- Stored data:
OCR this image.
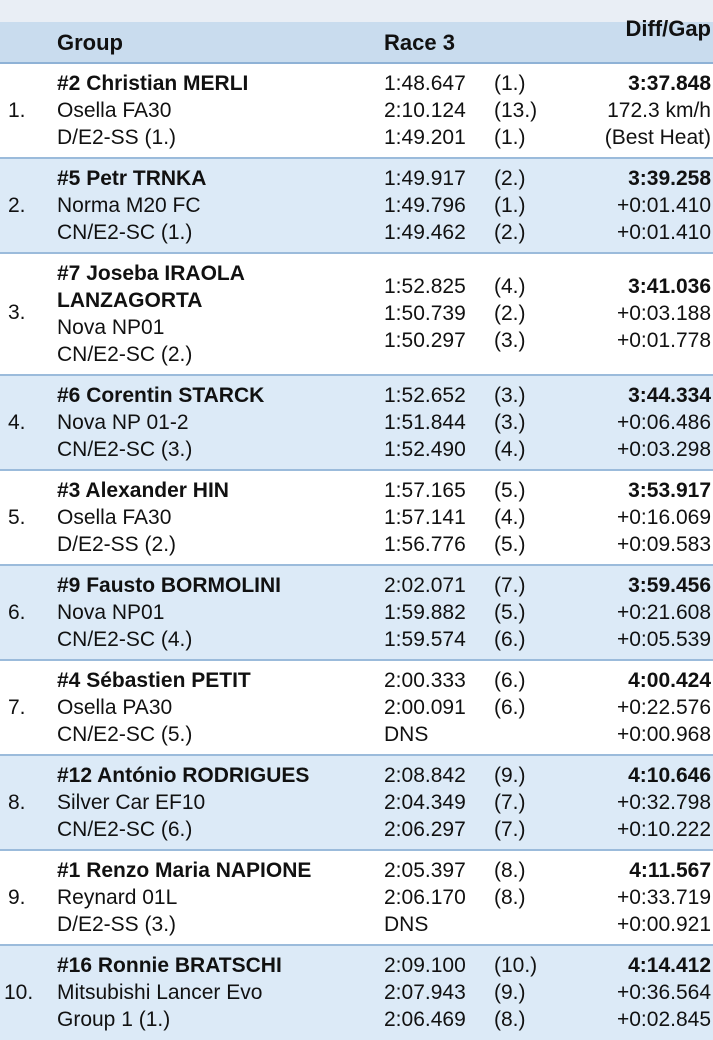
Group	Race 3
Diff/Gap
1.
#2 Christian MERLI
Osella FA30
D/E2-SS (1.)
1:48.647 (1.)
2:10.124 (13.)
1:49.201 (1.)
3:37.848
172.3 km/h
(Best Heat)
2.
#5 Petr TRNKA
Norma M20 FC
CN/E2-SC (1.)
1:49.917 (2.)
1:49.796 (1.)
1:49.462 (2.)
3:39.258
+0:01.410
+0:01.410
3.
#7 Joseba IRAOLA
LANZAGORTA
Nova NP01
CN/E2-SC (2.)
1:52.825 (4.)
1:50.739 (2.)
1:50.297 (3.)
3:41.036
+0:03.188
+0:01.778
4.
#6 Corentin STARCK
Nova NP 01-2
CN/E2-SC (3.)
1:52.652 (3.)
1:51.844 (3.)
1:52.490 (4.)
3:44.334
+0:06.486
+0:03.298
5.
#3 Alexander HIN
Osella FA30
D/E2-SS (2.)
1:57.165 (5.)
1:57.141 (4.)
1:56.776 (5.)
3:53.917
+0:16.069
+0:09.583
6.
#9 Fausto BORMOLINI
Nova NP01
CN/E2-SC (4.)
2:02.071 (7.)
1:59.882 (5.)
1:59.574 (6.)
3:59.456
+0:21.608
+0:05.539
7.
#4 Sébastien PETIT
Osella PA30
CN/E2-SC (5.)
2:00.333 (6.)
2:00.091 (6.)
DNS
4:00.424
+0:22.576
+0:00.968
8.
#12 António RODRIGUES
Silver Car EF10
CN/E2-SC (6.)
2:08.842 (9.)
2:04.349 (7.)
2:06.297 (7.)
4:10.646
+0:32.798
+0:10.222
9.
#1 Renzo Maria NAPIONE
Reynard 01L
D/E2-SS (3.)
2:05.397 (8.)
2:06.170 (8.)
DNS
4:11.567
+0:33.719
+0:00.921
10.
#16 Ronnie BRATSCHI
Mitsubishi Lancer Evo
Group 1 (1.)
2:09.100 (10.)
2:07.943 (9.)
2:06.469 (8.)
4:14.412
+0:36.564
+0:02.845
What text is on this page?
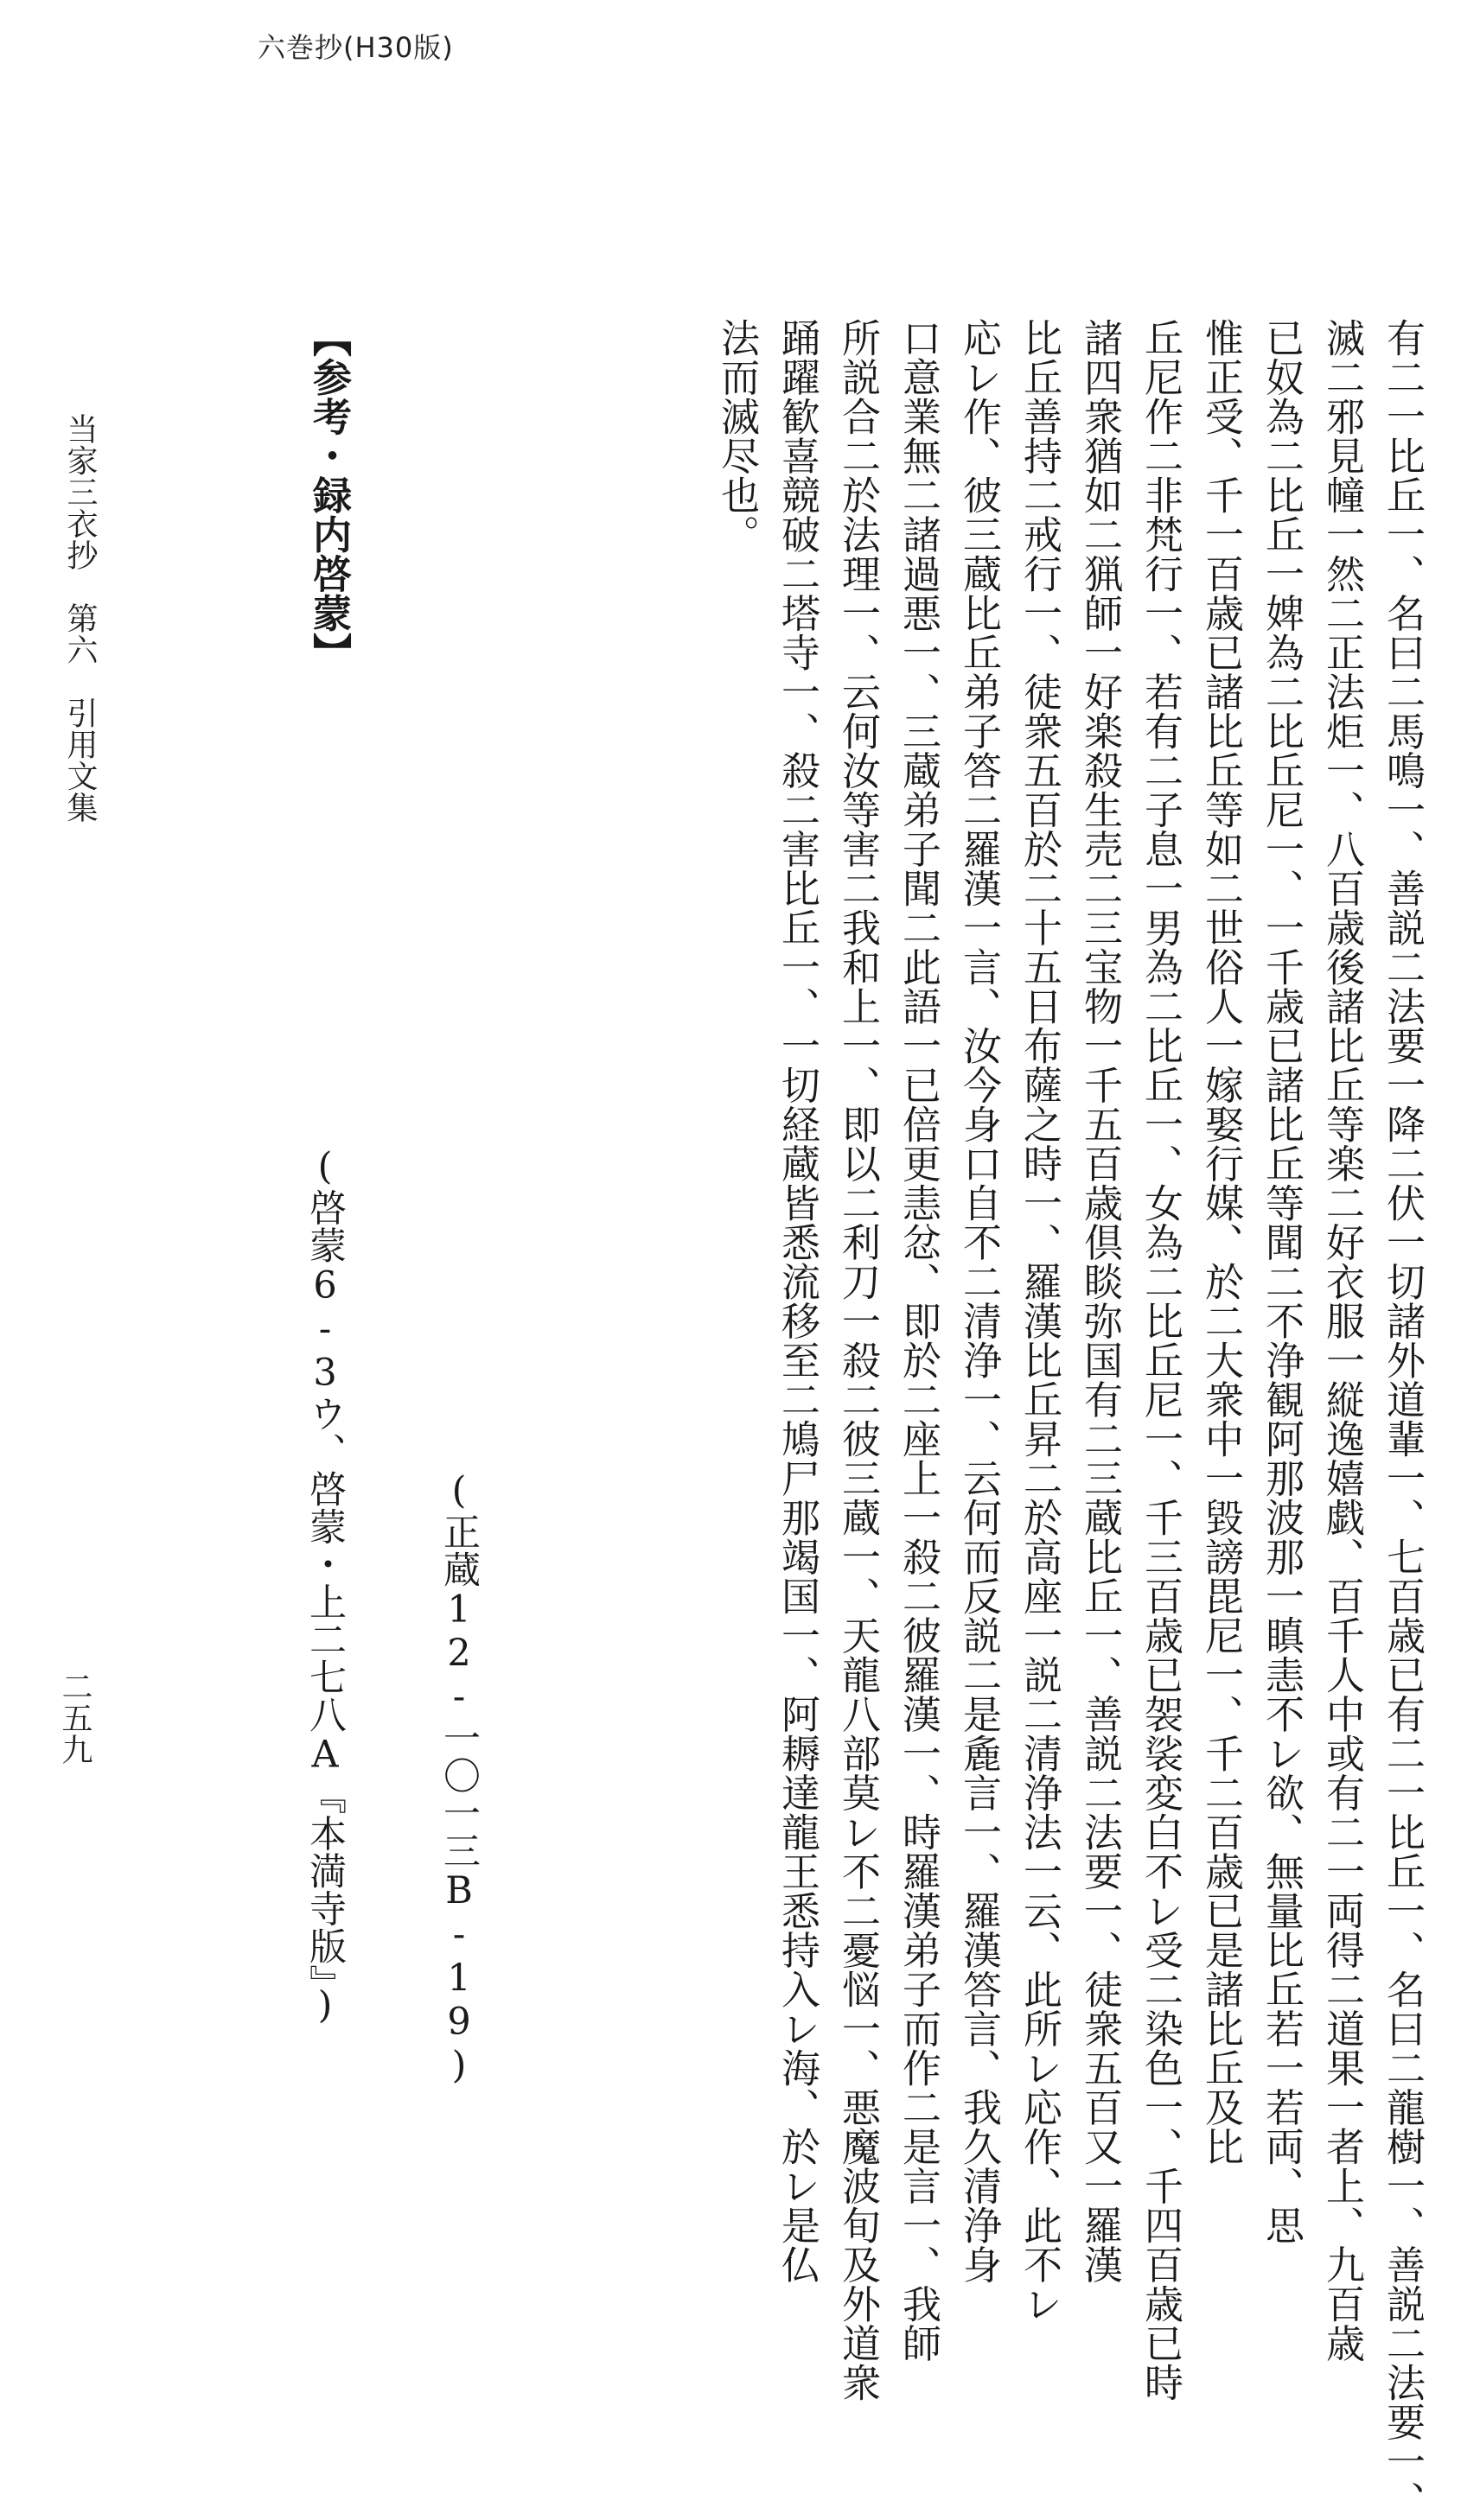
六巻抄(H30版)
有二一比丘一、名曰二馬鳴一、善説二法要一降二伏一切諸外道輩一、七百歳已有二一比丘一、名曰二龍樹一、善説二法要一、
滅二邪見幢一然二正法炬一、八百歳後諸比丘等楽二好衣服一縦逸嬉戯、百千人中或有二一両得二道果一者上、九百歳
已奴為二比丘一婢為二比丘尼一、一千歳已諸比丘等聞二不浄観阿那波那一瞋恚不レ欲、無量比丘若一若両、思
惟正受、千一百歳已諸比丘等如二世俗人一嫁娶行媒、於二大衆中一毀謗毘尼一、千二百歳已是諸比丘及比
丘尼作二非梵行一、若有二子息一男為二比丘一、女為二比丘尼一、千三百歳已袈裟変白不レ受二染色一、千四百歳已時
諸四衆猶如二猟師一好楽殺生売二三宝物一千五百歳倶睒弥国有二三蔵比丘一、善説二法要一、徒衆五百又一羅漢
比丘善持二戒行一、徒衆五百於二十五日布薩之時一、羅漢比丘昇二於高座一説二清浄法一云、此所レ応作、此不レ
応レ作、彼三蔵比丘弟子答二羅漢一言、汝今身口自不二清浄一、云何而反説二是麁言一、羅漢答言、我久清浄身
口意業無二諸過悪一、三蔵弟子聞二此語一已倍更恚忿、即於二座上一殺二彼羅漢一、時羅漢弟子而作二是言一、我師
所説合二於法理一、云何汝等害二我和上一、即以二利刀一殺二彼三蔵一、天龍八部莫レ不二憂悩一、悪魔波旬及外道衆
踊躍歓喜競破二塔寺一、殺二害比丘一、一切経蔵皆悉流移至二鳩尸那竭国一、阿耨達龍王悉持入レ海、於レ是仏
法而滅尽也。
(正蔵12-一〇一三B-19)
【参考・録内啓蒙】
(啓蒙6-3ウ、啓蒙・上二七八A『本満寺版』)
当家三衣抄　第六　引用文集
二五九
==
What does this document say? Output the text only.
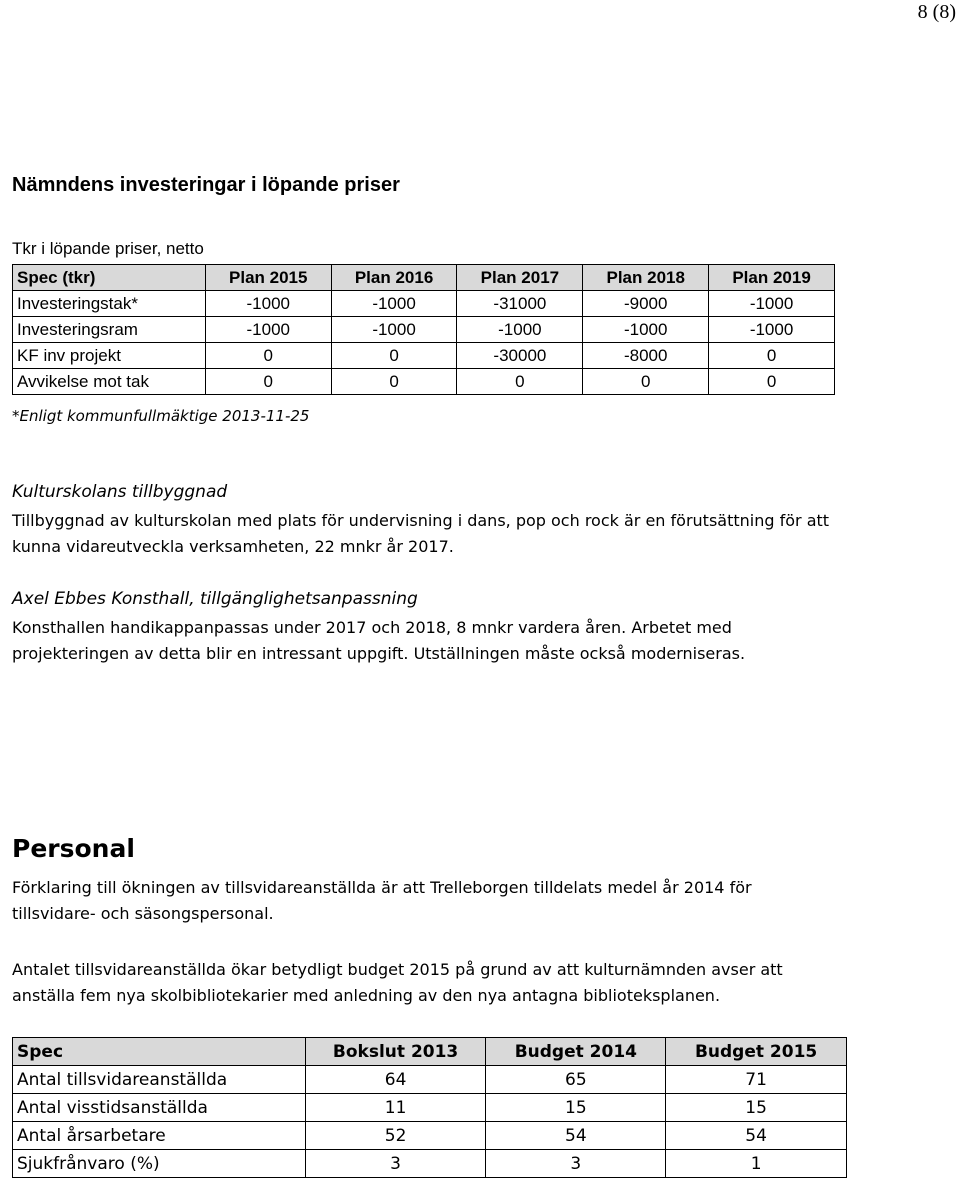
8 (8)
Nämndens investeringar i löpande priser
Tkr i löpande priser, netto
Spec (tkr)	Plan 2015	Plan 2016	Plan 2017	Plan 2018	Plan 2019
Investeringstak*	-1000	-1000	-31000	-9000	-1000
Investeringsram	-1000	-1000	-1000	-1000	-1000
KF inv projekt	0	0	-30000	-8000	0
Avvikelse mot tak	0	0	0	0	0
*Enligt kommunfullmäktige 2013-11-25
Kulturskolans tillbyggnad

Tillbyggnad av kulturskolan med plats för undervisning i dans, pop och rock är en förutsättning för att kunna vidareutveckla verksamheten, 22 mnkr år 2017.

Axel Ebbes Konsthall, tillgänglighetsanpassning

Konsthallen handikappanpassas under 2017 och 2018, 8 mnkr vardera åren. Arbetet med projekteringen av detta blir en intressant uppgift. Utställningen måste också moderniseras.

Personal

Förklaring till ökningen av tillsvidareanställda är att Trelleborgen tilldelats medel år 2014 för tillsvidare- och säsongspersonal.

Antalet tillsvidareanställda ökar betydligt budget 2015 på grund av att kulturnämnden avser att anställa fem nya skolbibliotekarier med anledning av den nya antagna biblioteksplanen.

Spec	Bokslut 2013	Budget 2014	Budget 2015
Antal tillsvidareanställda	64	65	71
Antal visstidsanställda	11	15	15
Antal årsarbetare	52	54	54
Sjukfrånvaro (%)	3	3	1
==
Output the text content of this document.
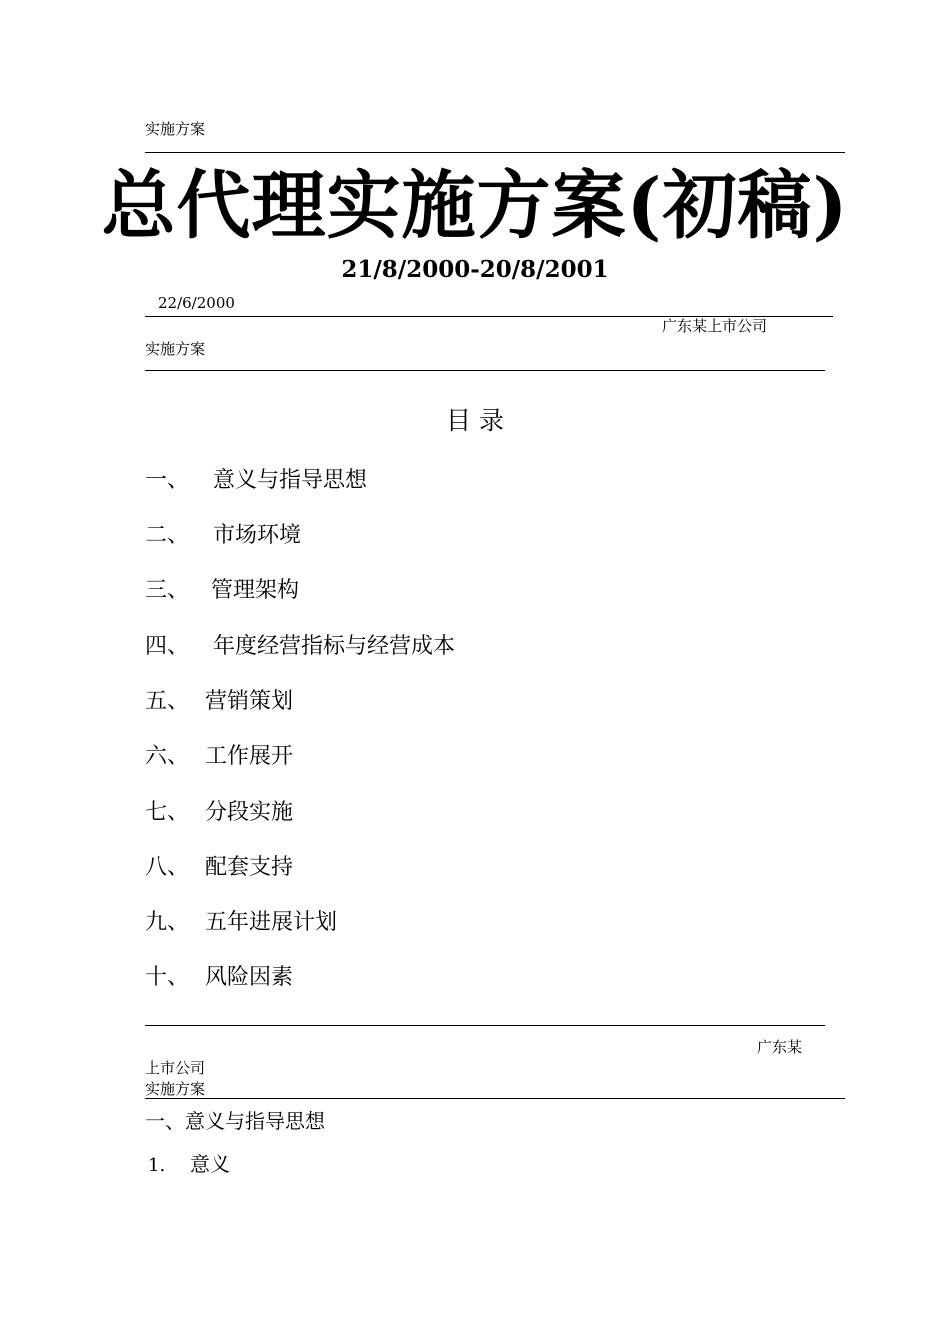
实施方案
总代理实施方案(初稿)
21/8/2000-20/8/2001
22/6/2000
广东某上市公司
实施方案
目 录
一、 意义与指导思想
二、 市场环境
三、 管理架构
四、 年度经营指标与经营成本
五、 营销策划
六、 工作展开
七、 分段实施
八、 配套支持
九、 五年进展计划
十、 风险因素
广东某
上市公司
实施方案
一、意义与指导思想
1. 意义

- Exercise:
Pull out all lines from the entries above in which the word "löpande" appears.

- Reply to the task:
Nämndens investeringar i löpande priser
Tkr i löpande priser, netto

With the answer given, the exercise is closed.